■ AIM
Search the data below for the word "JSON" and copy each line that holds it.

■ SOURCE RECORDS
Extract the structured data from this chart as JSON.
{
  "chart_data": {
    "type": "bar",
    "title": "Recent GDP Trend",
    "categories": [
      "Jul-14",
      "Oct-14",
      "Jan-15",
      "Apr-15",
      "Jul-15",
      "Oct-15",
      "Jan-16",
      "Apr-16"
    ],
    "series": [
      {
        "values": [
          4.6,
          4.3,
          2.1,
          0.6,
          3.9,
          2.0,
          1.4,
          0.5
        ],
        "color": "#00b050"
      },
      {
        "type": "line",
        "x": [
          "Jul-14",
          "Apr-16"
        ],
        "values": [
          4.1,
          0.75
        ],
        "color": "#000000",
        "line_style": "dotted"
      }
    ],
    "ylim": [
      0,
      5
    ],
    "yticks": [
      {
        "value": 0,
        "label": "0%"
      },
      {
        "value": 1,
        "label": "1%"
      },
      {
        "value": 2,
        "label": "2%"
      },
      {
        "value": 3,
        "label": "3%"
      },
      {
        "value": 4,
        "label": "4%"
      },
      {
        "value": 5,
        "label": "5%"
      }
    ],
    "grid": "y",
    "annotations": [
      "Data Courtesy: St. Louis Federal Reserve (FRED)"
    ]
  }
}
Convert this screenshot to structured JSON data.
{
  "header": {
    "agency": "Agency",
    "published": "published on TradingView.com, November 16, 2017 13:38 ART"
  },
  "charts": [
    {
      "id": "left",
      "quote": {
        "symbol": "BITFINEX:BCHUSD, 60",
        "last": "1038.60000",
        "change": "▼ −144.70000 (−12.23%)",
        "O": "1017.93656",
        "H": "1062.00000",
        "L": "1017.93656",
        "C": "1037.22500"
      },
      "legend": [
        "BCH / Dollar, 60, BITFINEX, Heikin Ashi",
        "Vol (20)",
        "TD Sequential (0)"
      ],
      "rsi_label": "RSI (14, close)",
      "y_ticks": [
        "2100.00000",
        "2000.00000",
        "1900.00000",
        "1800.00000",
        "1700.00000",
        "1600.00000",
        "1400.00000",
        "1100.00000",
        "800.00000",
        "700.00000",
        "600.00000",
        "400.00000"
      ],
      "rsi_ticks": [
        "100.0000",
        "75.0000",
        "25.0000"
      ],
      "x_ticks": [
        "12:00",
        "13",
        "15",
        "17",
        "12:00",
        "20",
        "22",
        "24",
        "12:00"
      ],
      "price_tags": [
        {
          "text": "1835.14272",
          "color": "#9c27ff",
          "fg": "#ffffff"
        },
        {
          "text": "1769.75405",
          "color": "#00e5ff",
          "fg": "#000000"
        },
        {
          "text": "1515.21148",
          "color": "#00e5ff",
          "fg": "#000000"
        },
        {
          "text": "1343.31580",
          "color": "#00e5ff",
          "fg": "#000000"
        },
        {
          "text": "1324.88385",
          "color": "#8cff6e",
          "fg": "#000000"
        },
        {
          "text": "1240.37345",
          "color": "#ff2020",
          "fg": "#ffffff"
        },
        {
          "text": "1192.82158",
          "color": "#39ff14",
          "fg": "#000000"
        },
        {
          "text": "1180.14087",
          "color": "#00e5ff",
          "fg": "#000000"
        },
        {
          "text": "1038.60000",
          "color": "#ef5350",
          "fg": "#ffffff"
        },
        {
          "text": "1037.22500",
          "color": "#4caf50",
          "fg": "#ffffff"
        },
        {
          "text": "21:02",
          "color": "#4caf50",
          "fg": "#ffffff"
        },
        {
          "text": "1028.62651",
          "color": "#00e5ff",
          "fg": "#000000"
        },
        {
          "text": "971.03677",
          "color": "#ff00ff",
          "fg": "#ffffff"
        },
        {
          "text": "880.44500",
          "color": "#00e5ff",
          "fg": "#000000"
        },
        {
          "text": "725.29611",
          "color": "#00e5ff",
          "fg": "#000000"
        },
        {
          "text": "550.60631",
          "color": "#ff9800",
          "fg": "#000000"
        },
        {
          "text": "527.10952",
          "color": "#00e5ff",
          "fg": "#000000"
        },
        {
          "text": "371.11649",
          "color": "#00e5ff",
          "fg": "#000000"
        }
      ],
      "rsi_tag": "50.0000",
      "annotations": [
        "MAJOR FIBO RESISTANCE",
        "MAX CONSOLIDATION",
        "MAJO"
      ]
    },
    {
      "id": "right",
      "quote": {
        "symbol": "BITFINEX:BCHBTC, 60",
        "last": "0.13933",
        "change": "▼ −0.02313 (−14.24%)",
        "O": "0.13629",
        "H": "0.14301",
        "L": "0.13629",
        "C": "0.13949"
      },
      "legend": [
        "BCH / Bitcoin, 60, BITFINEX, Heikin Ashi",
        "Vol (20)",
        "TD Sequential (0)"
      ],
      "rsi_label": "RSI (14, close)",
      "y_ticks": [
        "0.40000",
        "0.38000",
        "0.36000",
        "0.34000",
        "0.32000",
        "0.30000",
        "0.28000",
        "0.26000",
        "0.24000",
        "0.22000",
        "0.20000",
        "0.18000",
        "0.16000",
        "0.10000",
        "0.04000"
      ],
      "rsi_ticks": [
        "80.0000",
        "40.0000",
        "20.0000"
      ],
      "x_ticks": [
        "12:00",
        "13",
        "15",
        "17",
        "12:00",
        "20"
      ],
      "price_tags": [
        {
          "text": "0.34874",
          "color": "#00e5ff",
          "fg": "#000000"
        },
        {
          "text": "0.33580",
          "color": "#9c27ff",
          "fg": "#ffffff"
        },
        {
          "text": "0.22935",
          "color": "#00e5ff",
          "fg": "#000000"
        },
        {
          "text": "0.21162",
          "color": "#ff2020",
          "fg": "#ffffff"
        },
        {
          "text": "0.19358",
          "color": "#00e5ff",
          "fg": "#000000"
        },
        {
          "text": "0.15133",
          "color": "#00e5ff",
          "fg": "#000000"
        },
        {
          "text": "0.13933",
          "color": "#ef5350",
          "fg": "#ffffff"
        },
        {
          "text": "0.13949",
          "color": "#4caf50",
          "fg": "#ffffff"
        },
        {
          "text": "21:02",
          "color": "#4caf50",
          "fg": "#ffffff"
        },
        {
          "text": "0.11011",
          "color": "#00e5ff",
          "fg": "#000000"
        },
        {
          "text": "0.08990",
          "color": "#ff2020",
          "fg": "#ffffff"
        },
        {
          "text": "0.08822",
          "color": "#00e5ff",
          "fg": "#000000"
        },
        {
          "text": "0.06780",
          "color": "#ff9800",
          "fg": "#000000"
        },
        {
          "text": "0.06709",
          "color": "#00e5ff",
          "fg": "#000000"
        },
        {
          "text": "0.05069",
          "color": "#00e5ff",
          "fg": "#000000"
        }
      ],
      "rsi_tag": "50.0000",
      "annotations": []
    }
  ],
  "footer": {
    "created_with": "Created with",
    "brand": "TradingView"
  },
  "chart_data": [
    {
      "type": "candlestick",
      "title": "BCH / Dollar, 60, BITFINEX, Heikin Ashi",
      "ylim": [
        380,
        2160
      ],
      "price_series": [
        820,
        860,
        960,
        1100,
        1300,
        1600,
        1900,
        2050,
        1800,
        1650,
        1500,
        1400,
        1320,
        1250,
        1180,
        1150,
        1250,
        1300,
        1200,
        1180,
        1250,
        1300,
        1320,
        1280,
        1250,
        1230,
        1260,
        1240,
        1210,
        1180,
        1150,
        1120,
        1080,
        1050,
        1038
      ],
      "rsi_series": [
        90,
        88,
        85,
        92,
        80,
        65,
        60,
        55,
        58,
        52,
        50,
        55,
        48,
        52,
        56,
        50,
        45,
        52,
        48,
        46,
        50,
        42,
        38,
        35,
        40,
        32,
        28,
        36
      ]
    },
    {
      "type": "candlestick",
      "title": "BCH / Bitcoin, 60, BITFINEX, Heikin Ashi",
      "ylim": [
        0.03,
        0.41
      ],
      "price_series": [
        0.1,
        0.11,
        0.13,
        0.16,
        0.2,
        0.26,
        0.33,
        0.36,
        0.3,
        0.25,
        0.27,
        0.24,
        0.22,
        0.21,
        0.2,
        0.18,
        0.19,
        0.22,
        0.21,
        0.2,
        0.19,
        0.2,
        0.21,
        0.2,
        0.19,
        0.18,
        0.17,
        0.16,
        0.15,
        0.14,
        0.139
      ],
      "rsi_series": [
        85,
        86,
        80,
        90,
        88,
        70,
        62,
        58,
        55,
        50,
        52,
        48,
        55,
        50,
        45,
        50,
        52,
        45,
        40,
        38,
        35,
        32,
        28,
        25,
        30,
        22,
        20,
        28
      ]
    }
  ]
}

■ SOLUTION
Extract the structured data from this chart as JSON.
Convert this screenshot to structured JSON data.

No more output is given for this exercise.